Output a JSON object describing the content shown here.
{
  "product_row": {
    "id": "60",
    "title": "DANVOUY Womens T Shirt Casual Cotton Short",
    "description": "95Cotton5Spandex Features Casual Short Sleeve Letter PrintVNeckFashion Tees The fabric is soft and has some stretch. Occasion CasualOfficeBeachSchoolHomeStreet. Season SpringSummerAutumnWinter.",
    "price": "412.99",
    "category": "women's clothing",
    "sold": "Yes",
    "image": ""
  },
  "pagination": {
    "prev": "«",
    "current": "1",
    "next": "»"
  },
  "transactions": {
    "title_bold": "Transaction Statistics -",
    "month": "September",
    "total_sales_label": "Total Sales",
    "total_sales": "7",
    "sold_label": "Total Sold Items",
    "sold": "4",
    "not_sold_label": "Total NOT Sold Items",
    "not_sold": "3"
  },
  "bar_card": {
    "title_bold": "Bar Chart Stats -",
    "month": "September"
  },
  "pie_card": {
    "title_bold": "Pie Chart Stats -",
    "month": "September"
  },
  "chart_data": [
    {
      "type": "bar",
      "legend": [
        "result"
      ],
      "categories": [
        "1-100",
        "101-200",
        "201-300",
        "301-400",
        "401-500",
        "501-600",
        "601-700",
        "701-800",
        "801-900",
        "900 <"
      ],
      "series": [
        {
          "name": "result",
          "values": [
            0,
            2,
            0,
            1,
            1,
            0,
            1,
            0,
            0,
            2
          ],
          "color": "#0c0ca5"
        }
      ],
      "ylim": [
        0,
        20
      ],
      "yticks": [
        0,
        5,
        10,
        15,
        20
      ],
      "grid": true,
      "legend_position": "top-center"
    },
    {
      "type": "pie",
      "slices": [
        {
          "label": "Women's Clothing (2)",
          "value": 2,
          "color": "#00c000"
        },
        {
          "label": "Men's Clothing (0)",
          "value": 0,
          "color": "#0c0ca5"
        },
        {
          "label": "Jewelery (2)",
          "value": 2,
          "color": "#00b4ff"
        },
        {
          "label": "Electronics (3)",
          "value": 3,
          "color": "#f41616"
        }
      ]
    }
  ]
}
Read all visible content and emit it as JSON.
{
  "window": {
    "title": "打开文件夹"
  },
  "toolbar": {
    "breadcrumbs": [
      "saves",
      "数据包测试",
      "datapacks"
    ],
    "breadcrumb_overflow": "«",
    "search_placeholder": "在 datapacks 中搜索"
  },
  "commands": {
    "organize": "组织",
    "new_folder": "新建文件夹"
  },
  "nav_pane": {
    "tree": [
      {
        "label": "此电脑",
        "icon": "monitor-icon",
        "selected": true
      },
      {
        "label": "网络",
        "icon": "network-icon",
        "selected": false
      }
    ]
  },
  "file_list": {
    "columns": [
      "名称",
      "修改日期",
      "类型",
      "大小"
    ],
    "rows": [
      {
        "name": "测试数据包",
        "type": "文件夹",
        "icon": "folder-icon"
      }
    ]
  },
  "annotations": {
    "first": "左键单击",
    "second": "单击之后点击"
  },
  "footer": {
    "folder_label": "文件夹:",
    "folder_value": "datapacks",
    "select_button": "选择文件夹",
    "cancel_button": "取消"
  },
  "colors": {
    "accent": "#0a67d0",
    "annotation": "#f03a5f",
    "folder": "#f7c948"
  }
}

Aim:
Give all the records again. Match them exactly.

Final result:
Output a JSON object describing the content shown here.
{
  "product_row": {
    "id": "60",
    "title": "DANVOUY Womens T Shirt Casual Cotton Short",
    "description": "95Cotton5Spandex Features Casual Short Sleeve Letter PrintVNeckFashion Tees The fabric is soft and has some stretch. Occasion CasualOfficeBeachSchoolHomeStreet. Season SpringSummerAutumnWinter.",
    "price": "412.99",
    "category": "women's clothing",
    "sold": "Yes",
    "image": ""
  },
  "pagination": {
    "prev": "«",
    "current": "1",
    "next": "»"
  },
  "transactions": {
    "title_bold": "Transaction Statistics -",
    "month": "September",
    "total_sales_label": "Total Sales",
    "total_sales": "7",
    "sold_label": "Total Sold Items",
    "sold": "4",
    "not_sold_label": "Total NOT Sold Items",
    "not_sold": "3"
  },
  "bar_card": {
    "title_bold": "Bar Chart Stats -",
    "month": "September"
  },
  "pie_card": {
    "title_bold": "Pie Chart Stats -",
    "month": "September"
  },
  "chart_data": [
    {
      "type": "bar",
      "legend": [
        "result"
      ],
      "categories": [
        "1-100",
        "101-200",
        "201-300",
        "301-400",
        "401-500",
        "501-600",
        "601-700",
        "701-800",
        "801-900",
        "900 <"
      ],
      "series": [
        {
          "name": "result",
          "values": [
            0,
            2,
            0,
            1,
            1,
            0,
            1,
            0,
            0,
            2
          ],
          "color": "#0c0ca5"
        }
      ],
      "ylim": [
        0,
        20
      ],
      "yticks": [
        0,
        5,
        10,
        15,
        20
      ],
      "grid": true,
      "legend_position": "top-center"
    },
    {
      "type": "pie",
      "slices": [
        {
          "label": "Women's Clothing (2)",
          "value": 2,
          "color": "#00c000"
        },
        {
          "label": "Men's Clothing (0)",
          "value": 0,
          "color": "#0c0ca5"
        },
        {
          "label": "Jewelery (2)",
          "value": 2,
          "color": "#00b4ff"
        },
        {
          "label": "Electronics (3)",
          "value": 3,
          "color": "#f41616"
        }
      ]
    }
  ]
}
Read all visible content and emit it as JSON.
{
  "window": {
    "title": "打开文件夹"
  },
  "toolbar": {
    "breadcrumbs": [
      "saves",
      "数据包测试",
      "datapacks"
    ],
    "breadcrumb_overflow": "«",
    "search_placeholder": "在 datapacks 中搜索"
  },
  "commands": {
    "organize": "组织",
    "new_folder": "新建文件夹"
  },
  "nav_pane": {
    "tree": [
      {
        "label": "此电脑",
        "icon": "monitor-icon",
        "selected": true
      },
      {
        "label": "网络",
        "icon": "network-icon",
        "selected": false
      }
    ]
  },
  "file_list": {
    "columns": [
      "名称",
      "修改日期",
      "类型",
      "大小"
    ],
    "rows": [
      {
        "name": "测试数据包",
        "type": "文件夹",
        "icon": "folder-icon"
      }
    ]
  },
  "annotations": {
    "first": "左键单击",
    "second": "单击之后点击"
  },
  "footer": {
    "folder_label": "文件夹:",
    "folder_value": "datapacks",
    "select_button": "选择文件夹",
    "cancel_button": "取消"
  },
  "colors": {
    "accent": "#0a67d0",
    "annotation": "#f03a5f",
    "folder": "#f7c948"
  }
}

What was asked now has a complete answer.